_Problem description_
Copy all the data exactly, except the pictures.

##### Input material

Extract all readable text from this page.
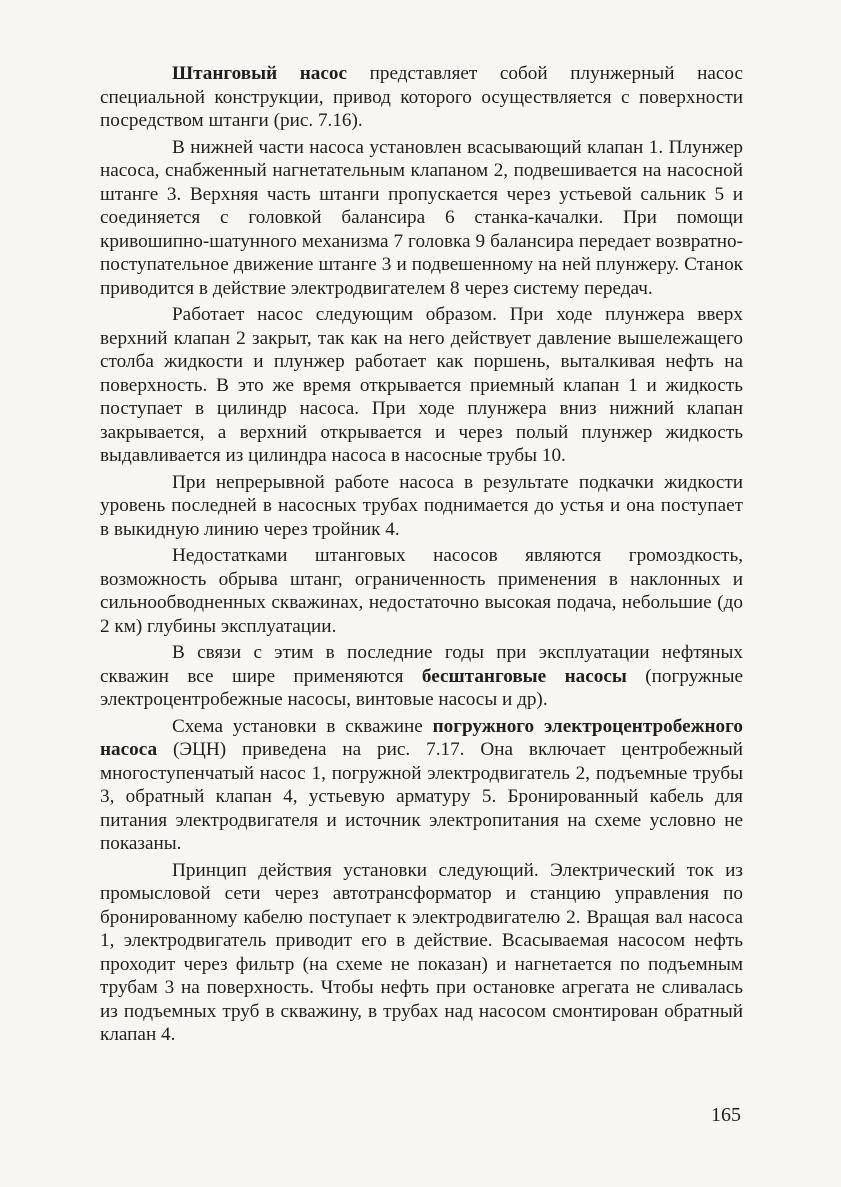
Штанговый насос представляет собой плунжерный насос специальной конструкции, привод которого осуществляется с поверхности посредством штанги (рис. 7.16).

В нижней части насоса установлен всасывающий клапан 1. Плунжер насоса, снабженный нагнетательным клапаном 2, подвешивается на насосной штанге 3. Верхняя часть штанги пропускается через устьевой сальник 5 и соединяется с головкой балансира 6 станка-качалки. При помощи кривошипно-шатунного механизма 7 головка 9 балансира передает возвратно-поступательное движение штанге 3 и подвешенному на ней плунжеру. Станок приводится в действие электродвигателем 8 через систему передач.

Работает насос следующим образом. При ходе плунжера вверх верхний клапан 2 закрыт, так как на него действует давление вышележащего столба жидкости и плунжер работает как поршень, выталкивая нефть на поверхность. В это же время открывается приемный клапан 1 и жидкость поступает в цилиндр насоса. При ходе плунжера вниз нижний клапан закрывается, а верхний открывается и через полый плунжер жидкость выдавливается из цилиндра насоса в насосные трубы 10.

При непрерывной работе насоса в результате подкачки жидкости уровень последней в насосных трубах поднимается до устья и она поступает в выкидную линию через тройник 4.

Недостатками штанговых насосов являются громоздкость, возможность обрыва штанг, ограниченность применения в наклонных и сильнообводненных скважинах, недостаточно высокая подача, небольшие (до 2 км) глубины эксплуатации.

В связи с этим в последние годы при эксплуатации нефтяных скважин все шире применяются бесштанговые насосы (погружные электроцентробежные насосы, винтовые насосы и др).

Схема установки в скважине погружного электроцентробежного насоса (ЭЦН) приведена на рис. 7.17. Она включает центробежный многоступенчатый насос 1, погружной электродвигатель 2, подъемные трубы 3, обратный клапан 4, устьевую арматуру 5. Бронированный кабель для питания электродвигателя и источник электропитания на схеме условно не показаны.

Принцип действия установки следующий. Электрический ток из промысловой сети через автотрансформатор и станцию управления по бронированному кабелю поступает к электродвигателю 2. Вращая вал насоса 1, электродвигатель приводит его в действие. Всасываемая насосом нефть проходит через фильтр (на схеме не показан) и нагнетается по подъемным трубам 3 на поверхность. Чтобы нефть при остановке агрегата не сливалась из подъемных труб в скважину, в трубах над насосом смонтирован обратный клапан 4.

165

##########

_Task response_
Extract all readable text from this page.
Штанговый насос представляет собой плунжерный насос специальной конструкции, привод которого осуществляется с поверхности посредством штанги (рис. 7.16).

В нижней части насоса установлен всасывающий клапан 1. Плунжер насоса, снабженный нагнетательным клапаном 2, подвешивается на насосной штанге 3. Верхняя часть штанги пропускается через устьевой сальник 5 и соединяется с головкой балансира 6 станка-качалки. При помощи кривошипно-шатунного механизма 7 головка 9 балансира передает возвратно-поступательное движение штанге 3 и подвешенному на ней плунжеру. Станок приводится в действие электродвигателем 8 через систему передач.

Работает насос следующим образом. При ходе плунжера вверх верхний клапан 2 закрыт, так как на него действует давление вышележащего столба жидкости и плунжер работает как поршень, выталкивая нефть на поверхность. В это же время открывается приемный клапан 1 и жидкость поступает в цилиндр насоса. При ходе плунжера вниз нижний клапан закрывается, а верхний открывается и через полый плунжер жидкость выдавливается из цилиндра насоса в насосные трубы 10.

При непрерывной работе насоса в результате подкачки жидкости уровень последней в насосных трубах поднимается до устья и она поступает в выкидную линию через тройник 4.

Недостатками штанговых насосов являются громоздкость, возможность обрыва штанг, ограниченность применения в наклонных и сильнообводненных скважинах, недостаточно высокая подача, небольшие (до 2 км) глубины эксплуатации.

В связи с этим в последние годы при эксплуатации нефтяных скважин все шире применяются бесштанговые насосы (погружные электроцентробежные насосы, винтовые насосы и др).

Схема установки в скважине погружного электроцентробежного насоса (ЭЦН) приведена на рис. 7.17. Она включает центробежный многоступенчатый насос 1, погружной электродвигатель 2, подъемные трубы 3, обратный клапан 4, устьевую арматуру 5. Бронированный кабель для питания электродвигателя и источник электропитания на схеме условно не показаны.

Принцип действия установки следующий. Электрический ток из промысловой сети через автотрансформатор и станцию управления по бронированному кабелю поступает к электродвигателю 2. Вращая вал насоса 1, электродвигатель приводит его в действие. Всасываемая насосом нефть проходит через фильтр (на схеме не показан) и нагнетается по подъемным трубам 3 на поверхность. Чтобы нефть при остановке агрегата не сливалась из подъемных труб в скважину, в трубах над насосом смонтирован обратный клапан 4.

165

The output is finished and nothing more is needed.